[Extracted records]

•••••

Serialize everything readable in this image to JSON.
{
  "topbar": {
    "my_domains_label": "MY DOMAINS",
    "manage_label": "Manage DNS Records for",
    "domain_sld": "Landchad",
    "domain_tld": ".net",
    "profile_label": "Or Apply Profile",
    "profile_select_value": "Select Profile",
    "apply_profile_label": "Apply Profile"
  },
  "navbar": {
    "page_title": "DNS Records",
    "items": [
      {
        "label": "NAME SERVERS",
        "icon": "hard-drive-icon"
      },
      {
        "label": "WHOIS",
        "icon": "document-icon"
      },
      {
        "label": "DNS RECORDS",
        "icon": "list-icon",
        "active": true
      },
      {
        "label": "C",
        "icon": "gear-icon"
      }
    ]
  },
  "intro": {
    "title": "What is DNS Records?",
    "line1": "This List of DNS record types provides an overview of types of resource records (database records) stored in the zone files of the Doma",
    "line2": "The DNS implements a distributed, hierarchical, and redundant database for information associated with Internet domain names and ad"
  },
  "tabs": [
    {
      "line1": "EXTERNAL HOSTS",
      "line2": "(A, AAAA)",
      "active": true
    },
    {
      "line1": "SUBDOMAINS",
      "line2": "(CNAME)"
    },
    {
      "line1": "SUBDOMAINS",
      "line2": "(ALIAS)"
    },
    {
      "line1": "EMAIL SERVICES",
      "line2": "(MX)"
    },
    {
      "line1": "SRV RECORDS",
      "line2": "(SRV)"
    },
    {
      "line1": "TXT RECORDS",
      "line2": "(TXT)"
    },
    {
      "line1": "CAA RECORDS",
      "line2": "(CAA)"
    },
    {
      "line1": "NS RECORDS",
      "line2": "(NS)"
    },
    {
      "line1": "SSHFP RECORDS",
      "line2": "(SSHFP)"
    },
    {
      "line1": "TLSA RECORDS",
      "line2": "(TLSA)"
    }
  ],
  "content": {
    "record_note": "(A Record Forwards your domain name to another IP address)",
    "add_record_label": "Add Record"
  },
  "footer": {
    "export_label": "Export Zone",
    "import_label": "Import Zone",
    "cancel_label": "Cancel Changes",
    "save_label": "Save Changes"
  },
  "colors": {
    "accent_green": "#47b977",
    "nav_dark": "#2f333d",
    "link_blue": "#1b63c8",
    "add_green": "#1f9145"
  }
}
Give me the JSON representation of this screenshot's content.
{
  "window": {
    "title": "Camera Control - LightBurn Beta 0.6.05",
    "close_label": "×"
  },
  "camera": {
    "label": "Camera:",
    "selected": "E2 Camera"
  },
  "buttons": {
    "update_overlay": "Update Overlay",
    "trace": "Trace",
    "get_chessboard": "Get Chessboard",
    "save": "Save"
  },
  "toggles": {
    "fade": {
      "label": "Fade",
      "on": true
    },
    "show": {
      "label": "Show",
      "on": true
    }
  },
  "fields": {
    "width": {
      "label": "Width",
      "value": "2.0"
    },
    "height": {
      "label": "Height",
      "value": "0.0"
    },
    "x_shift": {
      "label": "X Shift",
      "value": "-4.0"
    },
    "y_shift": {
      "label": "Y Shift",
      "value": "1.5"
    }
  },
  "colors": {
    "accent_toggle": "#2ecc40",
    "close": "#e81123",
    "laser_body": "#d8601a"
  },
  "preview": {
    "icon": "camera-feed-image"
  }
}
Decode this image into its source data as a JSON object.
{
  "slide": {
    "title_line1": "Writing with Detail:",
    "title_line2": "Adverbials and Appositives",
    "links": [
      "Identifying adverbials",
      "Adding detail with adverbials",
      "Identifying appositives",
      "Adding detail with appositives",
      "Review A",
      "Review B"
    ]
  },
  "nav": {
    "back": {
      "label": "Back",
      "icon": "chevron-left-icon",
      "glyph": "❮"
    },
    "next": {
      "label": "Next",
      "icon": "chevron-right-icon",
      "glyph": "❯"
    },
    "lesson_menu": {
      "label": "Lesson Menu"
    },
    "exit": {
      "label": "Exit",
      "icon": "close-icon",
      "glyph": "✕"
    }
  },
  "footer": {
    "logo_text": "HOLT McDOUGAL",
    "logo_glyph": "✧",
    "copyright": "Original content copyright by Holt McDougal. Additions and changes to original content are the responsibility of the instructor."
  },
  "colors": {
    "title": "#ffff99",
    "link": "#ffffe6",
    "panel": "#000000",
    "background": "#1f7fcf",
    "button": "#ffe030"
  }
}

•••••

Directions: Return all the data exactly as given.

Answer to the problem:
Serialize everything readable in this image to JSON.
{
  "topbar": {
    "my_domains_label": "MY DOMAINS",
    "manage_label": "Manage DNS Records for",
    "domain_sld": "Landchad",
    "domain_tld": ".net",
    "profile_label": "Or Apply Profile",
    "profile_select_value": "Select Profile",
    "apply_profile_label": "Apply Profile"
  },
  "navbar": {
    "page_title": "DNS Records",
    "items": [
      {
        "label": "NAME SERVERS",
        "icon": "hard-drive-icon"
      },
      {
        "label": "WHOIS",
        "icon": "document-icon"
      },
      {
        "label": "DNS RECORDS",
        "icon": "list-icon",
        "active": true
      },
      {
        "label": "C",
        "icon": "gear-icon"
      }
    ]
  },
  "intro": {
    "title": "What is DNS Records?",
    "line1": "This List of DNS record types provides an overview of types of resource records (database records) stored in the zone files of the Doma",
    "line2": "The DNS implements a distributed, hierarchical, and redundant database for information associated with Internet domain names and ad"
  },
  "tabs": [
    {
      "line1": "EXTERNAL HOSTS",
      "line2": "(A, AAAA)",
      "active": true
    },
    {
      "line1": "SUBDOMAINS",
      "line2": "(CNAME)"
    },
    {
      "line1": "SUBDOMAINS",
      "line2": "(ALIAS)"
    },
    {
      "line1": "EMAIL SERVICES",
      "line2": "(MX)"
    },
    {
      "line1": "SRV RECORDS",
      "line2": "(SRV)"
    },
    {
      "line1": "TXT RECORDS",
      "line2": "(TXT)"
    },
    {
      "line1": "CAA RECORDS",
      "line2": "(CAA)"
    },
    {
      "line1": "NS RECORDS",
      "line2": "(NS)"
    },
    {
      "line1": "SSHFP RECORDS",
      "line2": "(SSHFP)"
    },
    {
      "line1": "TLSA RECORDS",
      "line2": "(TLSA)"
    }
  ],
  "content": {
    "record_note": "(A Record Forwards your domain name to another IP address)",
    "add_record_label": "Add Record"
  },
  "footer": {
    "export_label": "Export Zone",
    "import_label": "Import Zone",
    "cancel_label": "Cancel Changes",
    "save_label": "Save Changes"
  },
  "colors": {
    "accent_green": "#47b977",
    "nav_dark": "#2f333d",
    "link_blue": "#1b63c8",
    "add_green": "#1f9145"
  }
}
Give me the JSON representation of this screenshot's content.
{
  "window": {
    "title": "Camera Control - LightBurn Beta 0.6.05",
    "close_label": "×"
  },
  "camera": {
    "label": "Camera:",
    "selected": "E2 Camera"
  },
  "buttons": {
    "update_overlay": "Update Overlay",
    "trace": "Trace",
    "get_chessboard": "Get Chessboard",
    "save": "Save"
  },
  "toggles": {
    "fade": {
      "label": "Fade",
      "on": true
    },
    "show": {
      "label": "Show",
      "on": true
    }
  },
  "fields": {
    "width": {
      "label": "Width",
      "value": "2.0"
    },
    "height": {
      "label": "Height",
      "value": "0.0"
    },
    "x_shift": {
      "label": "X Shift",
      "value": "-4.0"
    },
    "y_shift": {
      "label": "Y Shift",
      "value": "1.5"
    }
  },
  "colors": {
    "accent_toggle": "#2ecc40",
    "close": "#e81123",
    "laser_body": "#d8601a"
  },
  "preview": {
    "icon": "camera-feed-image"
  }
}
Decode this image into its source data as a JSON object.
{
  "slide": {
    "title_line1": "Writing with Detail:",
    "title_line2": "Adverbials and Appositives",
    "links": [
      "Identifying adverbials",
      "Adding detail with adverbials",
      "Identifying appositives",
      "Adding detail with appositives",
      "Review A",
      "Review B"
    ]
  },
  "nav": {
    "back": {
      "label": "Back",
      "icon": "chevron-left-icon",
      "glyph": "❮"
    },
    "next": {
      "label": "Next",
      "icon": "chevron-right-icon",
      "glyph": "❯"
    },
    "lesson_menu": {
      "label": "Lesson Menu"
    },
    "exit": {
      "label": "Exit",
      "icon": "close-icon",
      "glyph": "✕"
    }
  },
  "footer": {
    "logo_text": "HOLT McDOUGAL",
    "logo_glyph": "✧",
    "copyright": "Original content copyright by Holt McDougal. Additions and changes to original content are the responsibility of the instructor."
  },
  "colors": {
    "title": "#ffff99",
    "link": "#ffffe6",
    "panel": "#000000",
    "background": "#1f7fcf",
    "button": "#ffe030"
  }
}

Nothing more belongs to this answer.